É importante ressaltar que, na sala de
aula, os espaços são demarcados, existem dois grupos, um formado somente por
meninas e outro formando somente por meninos. Cada grupo tem seus brinquedos.
A partir desses encontros, buscamos a
leitura do livro Dominação Masculina de Pierre Bourdieu, que enfoca a masculinidade enquanto objeto de reflexão teórica. Ele examina o
masculino nas relações de gênero a partir do conceito de “trocas simbólicas” em
que a mulher passa a ser – dentro das relações sociais – objeto de troca,
determinado pelo interesse dos homens, reproduzindo o capital simbólico destes
homens e sua dominação masculina.O pesquisador australiano Robert Connel
forneceu as bases para tais constatações historiográficas, ao conceituar a
masculinidade enquanto “uma configuração de prática em torno da posição dos
homens na estrutura das relações de gênero”. Quando se refere às
“configurações práticas”, fala de ações reais, e não do que é esperado,
imaginado ou estipulado. Ao referir-se à “prática” comenta que a ação formadora
da masculinidade tem uma racionalidade proposital e um sentido histórico
definido. Quanto à “posição dos homens” referencia-a às relações sociais. Ao
referir-se à estrutura de “relações de gênero” utiliza a palavra gênero em
sentido amplo, compreendendo economia, estado, família, sexualidade, política,
nação, sendo o gênero “sempre uma estrutura contraditória”. Utilizando esta
conceituação, o autor afirma que não podemos falar em somente uma, mas em
diversas masculinidades sócio-historicamente construídas, sendo uma delas a
portadora de um status de “hegemônica” e as demais masculinidades periféricas.
++++
_Tarefas obrigatórias_
1. Segundo o texto, qual livro de Pierre Bourdieu foi lido?
2. Reescreva o trecho do texto entre "É importante ressaltar" e "tem seus brinquedos.", inclusive, trocando "meninas" por "garotas".

_Dados fornecidos_
++++
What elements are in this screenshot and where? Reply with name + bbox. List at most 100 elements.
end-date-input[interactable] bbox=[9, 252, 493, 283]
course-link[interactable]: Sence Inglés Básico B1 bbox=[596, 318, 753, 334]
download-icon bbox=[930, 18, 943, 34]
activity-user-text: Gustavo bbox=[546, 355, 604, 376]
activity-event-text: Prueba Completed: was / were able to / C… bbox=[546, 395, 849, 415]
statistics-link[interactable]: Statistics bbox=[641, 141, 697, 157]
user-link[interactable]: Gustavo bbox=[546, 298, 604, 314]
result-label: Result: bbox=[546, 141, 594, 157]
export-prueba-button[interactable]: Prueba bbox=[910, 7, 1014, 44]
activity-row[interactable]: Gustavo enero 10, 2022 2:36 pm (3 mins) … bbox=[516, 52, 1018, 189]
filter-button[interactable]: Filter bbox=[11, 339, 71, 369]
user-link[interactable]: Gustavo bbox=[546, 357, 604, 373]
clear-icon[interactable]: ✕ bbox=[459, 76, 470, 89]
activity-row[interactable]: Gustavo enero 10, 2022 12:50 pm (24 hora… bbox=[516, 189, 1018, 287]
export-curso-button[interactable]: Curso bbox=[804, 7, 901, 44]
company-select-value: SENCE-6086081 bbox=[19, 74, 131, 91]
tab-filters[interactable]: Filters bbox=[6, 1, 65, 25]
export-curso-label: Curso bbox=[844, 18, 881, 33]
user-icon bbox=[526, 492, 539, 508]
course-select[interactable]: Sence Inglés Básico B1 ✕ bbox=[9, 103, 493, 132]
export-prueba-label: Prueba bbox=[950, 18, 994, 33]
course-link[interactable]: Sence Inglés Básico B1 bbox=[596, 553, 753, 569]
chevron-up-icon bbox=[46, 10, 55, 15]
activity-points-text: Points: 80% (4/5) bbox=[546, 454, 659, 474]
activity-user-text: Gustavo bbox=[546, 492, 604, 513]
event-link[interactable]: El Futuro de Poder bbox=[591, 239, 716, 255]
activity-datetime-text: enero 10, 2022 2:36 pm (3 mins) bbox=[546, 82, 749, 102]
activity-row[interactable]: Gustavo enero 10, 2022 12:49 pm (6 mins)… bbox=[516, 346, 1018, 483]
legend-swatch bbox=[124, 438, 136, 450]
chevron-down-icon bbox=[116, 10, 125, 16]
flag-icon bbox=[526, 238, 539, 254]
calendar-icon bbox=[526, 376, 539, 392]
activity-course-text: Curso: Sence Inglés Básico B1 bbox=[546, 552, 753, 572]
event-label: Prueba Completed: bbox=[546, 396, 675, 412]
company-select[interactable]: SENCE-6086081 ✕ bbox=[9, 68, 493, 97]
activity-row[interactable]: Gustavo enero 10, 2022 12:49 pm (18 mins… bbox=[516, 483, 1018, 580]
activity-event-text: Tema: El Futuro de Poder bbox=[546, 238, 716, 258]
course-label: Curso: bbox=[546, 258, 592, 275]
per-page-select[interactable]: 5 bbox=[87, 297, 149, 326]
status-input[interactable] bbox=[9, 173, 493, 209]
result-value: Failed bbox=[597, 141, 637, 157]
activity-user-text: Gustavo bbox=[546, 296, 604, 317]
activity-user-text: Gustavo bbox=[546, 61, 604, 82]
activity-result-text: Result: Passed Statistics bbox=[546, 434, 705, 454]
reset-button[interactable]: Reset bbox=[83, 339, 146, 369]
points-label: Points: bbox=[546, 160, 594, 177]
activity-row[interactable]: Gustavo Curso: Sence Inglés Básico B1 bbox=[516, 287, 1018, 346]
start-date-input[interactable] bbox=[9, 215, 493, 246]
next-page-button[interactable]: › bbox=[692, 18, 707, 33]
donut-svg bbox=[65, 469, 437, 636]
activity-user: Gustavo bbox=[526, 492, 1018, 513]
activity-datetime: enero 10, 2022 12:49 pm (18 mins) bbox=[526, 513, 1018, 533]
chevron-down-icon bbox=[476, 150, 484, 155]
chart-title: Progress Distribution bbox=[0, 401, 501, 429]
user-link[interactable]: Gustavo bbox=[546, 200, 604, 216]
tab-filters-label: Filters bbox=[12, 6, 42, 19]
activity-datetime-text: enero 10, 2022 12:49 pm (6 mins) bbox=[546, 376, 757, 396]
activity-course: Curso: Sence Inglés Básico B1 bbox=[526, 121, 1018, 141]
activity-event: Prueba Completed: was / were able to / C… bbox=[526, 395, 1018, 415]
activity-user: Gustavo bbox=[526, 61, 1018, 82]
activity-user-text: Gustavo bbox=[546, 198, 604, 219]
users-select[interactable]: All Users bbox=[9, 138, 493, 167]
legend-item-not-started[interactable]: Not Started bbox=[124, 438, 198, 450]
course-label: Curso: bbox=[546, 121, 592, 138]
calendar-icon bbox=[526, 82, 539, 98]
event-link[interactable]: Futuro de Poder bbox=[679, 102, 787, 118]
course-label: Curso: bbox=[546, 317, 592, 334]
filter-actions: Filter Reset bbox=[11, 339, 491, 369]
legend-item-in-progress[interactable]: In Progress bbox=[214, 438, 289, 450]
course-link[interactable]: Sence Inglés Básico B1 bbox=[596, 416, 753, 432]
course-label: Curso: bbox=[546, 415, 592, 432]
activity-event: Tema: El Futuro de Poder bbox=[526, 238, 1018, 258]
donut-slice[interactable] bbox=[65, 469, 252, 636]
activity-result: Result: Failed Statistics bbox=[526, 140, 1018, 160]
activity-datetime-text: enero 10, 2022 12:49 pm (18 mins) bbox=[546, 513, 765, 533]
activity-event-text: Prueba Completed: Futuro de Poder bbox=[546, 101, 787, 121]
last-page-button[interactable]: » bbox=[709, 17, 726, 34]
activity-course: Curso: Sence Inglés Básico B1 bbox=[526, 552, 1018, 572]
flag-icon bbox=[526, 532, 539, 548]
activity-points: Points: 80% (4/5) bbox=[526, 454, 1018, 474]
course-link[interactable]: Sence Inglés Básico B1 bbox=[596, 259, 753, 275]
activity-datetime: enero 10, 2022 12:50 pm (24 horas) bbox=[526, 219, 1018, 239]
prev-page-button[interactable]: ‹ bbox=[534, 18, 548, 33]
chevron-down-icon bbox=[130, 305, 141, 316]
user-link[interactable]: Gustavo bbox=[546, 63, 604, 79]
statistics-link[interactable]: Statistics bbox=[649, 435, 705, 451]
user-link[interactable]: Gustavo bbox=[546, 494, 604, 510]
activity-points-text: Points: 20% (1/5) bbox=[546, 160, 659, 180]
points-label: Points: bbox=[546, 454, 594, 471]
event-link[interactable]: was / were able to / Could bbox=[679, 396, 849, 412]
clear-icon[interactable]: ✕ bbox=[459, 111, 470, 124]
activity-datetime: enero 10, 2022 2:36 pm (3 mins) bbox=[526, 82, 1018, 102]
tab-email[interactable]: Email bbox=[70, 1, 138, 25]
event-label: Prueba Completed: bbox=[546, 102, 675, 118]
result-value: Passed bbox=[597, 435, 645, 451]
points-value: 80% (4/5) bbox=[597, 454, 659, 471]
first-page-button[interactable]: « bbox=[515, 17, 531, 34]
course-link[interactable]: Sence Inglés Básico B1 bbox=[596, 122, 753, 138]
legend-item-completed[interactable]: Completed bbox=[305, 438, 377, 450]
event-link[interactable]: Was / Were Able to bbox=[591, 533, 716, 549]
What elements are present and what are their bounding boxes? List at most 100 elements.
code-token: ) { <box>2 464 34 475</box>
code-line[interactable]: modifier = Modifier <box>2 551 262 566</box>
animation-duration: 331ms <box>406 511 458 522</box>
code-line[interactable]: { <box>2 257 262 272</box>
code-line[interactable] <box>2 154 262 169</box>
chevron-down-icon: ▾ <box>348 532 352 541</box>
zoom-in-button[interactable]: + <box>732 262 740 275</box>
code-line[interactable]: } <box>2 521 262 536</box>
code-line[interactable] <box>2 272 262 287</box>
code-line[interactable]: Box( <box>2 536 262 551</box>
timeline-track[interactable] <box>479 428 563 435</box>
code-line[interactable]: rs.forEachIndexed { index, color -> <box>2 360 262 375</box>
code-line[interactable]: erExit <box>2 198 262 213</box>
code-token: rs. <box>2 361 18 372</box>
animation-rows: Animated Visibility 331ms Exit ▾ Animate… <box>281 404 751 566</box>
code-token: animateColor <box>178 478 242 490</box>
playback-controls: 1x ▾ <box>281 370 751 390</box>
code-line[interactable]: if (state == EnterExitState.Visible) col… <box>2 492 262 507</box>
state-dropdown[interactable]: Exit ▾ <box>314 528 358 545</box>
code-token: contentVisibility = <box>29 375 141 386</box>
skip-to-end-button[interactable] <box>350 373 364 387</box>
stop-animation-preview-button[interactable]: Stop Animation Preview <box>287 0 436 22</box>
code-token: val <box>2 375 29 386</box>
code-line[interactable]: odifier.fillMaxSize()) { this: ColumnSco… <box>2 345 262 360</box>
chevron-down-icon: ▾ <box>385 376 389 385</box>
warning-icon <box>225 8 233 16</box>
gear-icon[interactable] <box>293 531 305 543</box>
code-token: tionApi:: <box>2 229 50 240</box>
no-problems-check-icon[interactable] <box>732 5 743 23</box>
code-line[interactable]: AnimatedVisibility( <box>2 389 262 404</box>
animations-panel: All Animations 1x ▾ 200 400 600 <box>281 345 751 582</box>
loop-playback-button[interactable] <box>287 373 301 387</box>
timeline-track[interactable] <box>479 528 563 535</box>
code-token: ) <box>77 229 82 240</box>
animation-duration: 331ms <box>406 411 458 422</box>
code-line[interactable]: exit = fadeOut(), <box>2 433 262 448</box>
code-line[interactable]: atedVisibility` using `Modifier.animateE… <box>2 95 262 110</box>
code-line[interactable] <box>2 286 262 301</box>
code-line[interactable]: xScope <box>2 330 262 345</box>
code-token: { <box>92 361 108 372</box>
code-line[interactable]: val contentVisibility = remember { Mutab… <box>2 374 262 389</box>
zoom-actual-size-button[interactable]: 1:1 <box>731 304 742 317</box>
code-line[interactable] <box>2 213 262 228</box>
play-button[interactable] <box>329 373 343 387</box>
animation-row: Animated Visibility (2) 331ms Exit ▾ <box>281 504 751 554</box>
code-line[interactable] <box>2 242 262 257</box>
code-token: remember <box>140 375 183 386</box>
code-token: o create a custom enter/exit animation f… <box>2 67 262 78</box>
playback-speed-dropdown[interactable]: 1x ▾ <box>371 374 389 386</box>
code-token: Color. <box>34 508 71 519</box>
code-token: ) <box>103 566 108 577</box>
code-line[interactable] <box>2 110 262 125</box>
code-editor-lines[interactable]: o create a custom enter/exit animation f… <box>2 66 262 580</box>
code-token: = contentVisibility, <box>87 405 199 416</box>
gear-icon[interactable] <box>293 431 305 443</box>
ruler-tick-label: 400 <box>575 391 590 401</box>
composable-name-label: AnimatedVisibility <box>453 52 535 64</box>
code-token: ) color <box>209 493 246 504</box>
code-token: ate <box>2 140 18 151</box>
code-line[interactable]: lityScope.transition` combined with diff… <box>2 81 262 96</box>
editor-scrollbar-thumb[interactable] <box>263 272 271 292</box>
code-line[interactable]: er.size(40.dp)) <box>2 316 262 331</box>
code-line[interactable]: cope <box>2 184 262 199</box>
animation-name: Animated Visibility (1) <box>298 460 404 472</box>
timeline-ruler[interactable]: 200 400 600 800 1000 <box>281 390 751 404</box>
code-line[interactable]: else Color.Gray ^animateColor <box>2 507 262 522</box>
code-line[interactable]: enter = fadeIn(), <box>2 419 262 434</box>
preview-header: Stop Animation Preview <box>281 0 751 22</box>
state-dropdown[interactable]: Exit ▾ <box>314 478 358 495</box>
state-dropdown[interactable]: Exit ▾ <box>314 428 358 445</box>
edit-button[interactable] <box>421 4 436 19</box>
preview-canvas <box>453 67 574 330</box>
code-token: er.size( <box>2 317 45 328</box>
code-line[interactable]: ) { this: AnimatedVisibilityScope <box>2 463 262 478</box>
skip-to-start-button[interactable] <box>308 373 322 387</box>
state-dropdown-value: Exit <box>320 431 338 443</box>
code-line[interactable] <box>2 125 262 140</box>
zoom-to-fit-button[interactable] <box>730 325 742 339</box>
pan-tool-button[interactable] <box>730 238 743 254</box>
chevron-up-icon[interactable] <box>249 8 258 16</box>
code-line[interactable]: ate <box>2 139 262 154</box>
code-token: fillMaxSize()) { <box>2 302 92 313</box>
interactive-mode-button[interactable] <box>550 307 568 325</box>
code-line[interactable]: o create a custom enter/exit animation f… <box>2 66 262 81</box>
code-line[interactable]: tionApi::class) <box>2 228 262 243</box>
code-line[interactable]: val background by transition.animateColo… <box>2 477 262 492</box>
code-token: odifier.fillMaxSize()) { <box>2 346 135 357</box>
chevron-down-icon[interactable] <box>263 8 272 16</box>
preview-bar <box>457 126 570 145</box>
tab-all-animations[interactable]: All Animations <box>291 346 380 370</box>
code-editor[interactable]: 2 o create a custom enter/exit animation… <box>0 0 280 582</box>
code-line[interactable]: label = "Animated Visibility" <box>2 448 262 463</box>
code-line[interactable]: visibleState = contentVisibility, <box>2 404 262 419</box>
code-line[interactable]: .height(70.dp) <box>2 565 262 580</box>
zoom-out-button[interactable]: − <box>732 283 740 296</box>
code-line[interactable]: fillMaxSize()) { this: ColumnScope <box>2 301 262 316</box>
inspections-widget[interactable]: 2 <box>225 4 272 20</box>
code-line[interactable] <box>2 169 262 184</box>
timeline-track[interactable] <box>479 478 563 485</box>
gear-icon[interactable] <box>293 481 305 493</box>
++++
_Os resultados_
1. Dominação Masculina.

2.
É importante ressaltar que, na sala de
aula, os espaços são demarcados, existem dois grupos, um formado somente por
garotas e outro formando somente por meninos. Cada grupo tem seus brinquedos.